WORK REQUIRED.
Can you copy every one of the records below, line by line, without changing a single character?

☆ ☆ ☆ ☆

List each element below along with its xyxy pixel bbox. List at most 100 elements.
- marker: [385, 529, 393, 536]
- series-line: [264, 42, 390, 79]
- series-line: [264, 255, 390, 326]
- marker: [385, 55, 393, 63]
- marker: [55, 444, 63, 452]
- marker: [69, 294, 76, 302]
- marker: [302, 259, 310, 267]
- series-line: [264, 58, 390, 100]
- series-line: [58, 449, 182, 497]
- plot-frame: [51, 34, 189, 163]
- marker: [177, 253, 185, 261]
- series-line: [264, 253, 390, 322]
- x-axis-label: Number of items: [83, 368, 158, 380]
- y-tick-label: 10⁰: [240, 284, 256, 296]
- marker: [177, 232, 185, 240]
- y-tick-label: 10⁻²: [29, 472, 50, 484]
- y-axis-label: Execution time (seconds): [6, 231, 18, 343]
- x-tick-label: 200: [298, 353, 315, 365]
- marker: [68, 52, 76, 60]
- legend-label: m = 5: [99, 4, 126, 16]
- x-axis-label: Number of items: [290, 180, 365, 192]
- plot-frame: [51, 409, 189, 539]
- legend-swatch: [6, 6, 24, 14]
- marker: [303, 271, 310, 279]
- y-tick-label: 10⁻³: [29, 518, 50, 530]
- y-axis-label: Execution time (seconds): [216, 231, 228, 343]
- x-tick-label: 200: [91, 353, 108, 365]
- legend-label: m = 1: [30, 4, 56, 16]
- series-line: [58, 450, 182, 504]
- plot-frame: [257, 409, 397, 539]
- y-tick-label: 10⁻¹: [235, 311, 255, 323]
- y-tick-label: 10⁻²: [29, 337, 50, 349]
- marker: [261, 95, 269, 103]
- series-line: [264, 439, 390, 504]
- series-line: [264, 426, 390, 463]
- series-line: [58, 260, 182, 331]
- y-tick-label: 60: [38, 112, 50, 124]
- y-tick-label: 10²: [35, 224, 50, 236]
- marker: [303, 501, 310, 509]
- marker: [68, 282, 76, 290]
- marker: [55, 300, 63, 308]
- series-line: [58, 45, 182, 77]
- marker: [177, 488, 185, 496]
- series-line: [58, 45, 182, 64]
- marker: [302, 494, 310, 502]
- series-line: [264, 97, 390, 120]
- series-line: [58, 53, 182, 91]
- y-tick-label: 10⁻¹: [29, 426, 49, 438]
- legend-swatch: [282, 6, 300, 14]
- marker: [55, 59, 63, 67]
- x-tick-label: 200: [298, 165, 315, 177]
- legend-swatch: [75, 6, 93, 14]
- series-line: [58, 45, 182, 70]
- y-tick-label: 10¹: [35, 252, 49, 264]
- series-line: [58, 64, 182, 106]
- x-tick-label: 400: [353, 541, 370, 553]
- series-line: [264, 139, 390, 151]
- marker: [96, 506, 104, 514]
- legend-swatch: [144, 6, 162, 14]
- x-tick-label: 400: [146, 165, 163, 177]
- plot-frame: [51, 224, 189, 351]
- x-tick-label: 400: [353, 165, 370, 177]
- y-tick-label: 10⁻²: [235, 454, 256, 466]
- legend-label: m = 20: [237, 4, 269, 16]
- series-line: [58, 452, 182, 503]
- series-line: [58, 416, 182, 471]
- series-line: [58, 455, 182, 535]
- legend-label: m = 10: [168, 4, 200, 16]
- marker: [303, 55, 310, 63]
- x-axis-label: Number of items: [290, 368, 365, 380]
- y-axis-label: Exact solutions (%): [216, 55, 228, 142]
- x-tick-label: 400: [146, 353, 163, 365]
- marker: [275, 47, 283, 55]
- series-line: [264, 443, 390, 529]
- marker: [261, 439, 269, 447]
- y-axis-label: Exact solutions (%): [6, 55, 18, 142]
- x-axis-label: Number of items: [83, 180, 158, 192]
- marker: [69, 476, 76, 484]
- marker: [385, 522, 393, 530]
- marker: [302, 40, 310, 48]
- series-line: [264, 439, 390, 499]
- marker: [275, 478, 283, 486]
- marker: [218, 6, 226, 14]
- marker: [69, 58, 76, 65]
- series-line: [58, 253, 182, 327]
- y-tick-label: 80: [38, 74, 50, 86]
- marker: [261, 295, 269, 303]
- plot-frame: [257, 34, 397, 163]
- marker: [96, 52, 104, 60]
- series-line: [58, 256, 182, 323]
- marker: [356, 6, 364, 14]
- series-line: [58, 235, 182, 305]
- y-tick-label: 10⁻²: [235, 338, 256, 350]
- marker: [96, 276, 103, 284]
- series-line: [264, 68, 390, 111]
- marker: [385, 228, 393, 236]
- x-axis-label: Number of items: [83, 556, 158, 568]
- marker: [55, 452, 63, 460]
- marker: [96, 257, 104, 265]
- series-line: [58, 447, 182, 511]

☆ ☆ ☆ ☆

SOLUTION FOR THIS EXERCISE.
List each element below along with its xyxy pixel bbox. List at most 100 elements.
- marker: [385, 529, 393, 536]
- series-line: [264, 42, 390, 79]
- series-line: [264, 255, 390, 326]
- marker: [385, 55, 393, 63]
- marker: [55, 444, 63, 452]
- marker: [69, 294, 76, 302]
- marker: [302, 259, 310, 267]
- series-line: [264, 58, 390, 100]
- series-line: [58, 449, 182, 497]
- plot-frame: [51, 34, 189, 163]
- marker: [177, 253, 185, 261]
- series-line: [264, 253, 390, 322]
- x-axis-label: Number of items: [83, 368, 158, 380]
- y-tick-label: 10⁰: [240, 284, 256, 296]
- marker: [177, 232, 185, 240]
- y-tick-label: 10⁻²: [29, 472, 50, 484]
- y-axis-label: Execution time (seconds): [6, 231, 18, 343]
- x-tick-label: 200: [298, 353, 315, 365]
- marker: [68, 52, 76, 60]
- legend-label: m = 5: [99, 4, 126, 16]
- x-axis-label: Number of items: [290, 180, 365, 192]
- plot-frame: [51, 409, 189, 539]
- legend-swatch: [6, 6, 24, 14]
- marker: [303, 271, 310, 279]
- y-tick-label: 10⁻³: [29, 518, 50, 530]
- y-axis-label: Execution time (seconds): [216, 231, 228, 343]
- x-tick-label: 200: [91, 353, 108, 365]
- legend-label: m = 1: [30, 4, 56, 16]
- series-line: [58, 450, 182, 504]
- plot-frame: [257, 409, 397, 539]
- y-tick-label: 10⁻¹: [235, 311, 255, 323]
- y-tick-label: 10⁻²: [29, 337, 50, 349]
- marker: [261, 95, 269, 103]
- series-line: [264, 439, 390, 504]
- series-line: [264, 426, 390, 463]
- series-line: [58, 260, 182, 331]
- y-tick-label: 60: [38, 112, 50, 124]
- y-tick-label: 10²: [35, 224, 50, 236]
- marker: [303, 501, 310, 509]
- marker: [68, 282, 76, 290]
- marker: [55, 300, 63, 308]
- series-line: [58, 45, 182, 77]
- marker: [177, 488, 185, 496]
- series-line: [58, 45, 182, 64]
- marker: [302, 494, 310, 502]
- series-line: [264, 97, 390, 120]
- series-line: [58, 53, 182, 91]
- y-tick-label: 10⁻¹: [29, 426, 49, 438]
- legend-swatch: [282, 6, 300, 14]
- marker: [55, 59, 63, 67]
- x-tick-label: 200: [298, 165, 315, 177]
- legend-swatch: [75, 6, 93, 14]
- series-line: [58, 45, 182, 70]
- y-tick-label: 10¹: [35, 252, 49, 264]
- series-line: [58, 64, 182, 106]
- x-tick-label: 400: [353, 541, 370, 553]
- series-line: [264, 139, 390, 151]
- marker: [96, 506, 104, 514]
- legend-swatch: [144, 6, 162, 14]
- x-tick-label: 400: [146, 165, 163, 177]
- plot-frame: [51, 224, 189, 351]
- x-tick-label: 400: [353, 165, 370, 177]
- y-tick-label: 10⁻²: [235, 454, 256, 466]
- legend-label: m = 20: [237, 4, 269, 16]
- series-line: [58, 452, 182, 503]
- series-line: [58, 416, 182, 471]
- series-line: [58, 455, 182, 535]
- legend-label: m = 10: [168, 4, 200, 16]
- marker: [303, 55, 310, 63]
- x-axis-label: Number of items: [290, 368, 365, 380]
- y-axis-label: Exact solutions (%): [216, 55, 228, 142]
- x-tick-label: 400: [146, 353, 163, 365]
- marker: [275, 47, 283, 55]
- series-line: [264, 443, 390, 529]
- marker: [261, 439, 269, 447]
- y-axis-label: Exact solutions (%): [6, 55, 18, 142]
- x-axis-label: Number of items: [83, 180, 158, 192]
- marker: [69, 476, 76, 484]
- marker: [385, 522, 393, 530]
- marker: [302, 40, 310, 48]
- series-line: [264, 439, 390, 499]
- marker: [275, 478, 283, 486]
- marker: [218, 6, 226, 14]
- marker: [69, 58, 76, 65]
- series-line: [58, 253, 182, 327]
- y-tick-label: 80: [38, 74, 50, 86]
- marker: [261, 295, 269, 303]
- plot-frame: [257, 34, 397, 163]
- marker: [96, 52, 104, 60]
- series-line: [58, 256, 182, 323]
- marker: [356, 6, 364, 14]
- series-line: [58, 235, 182, 305]
- y-tick-label: 10⁻²: [235, 338, 256, 350]
- marker: [96, 276, 103, 284]
- series-line: [264, 68, 390, 111]
- marker: [385, 228, 393, 236]
- x-axis-label: Number of items: [83, 556, 158, 568]
- marker: [55, 452, 63, 460]
- marker: [96, 257, 104, 265]
- series-line: [58, 447, 182, 511]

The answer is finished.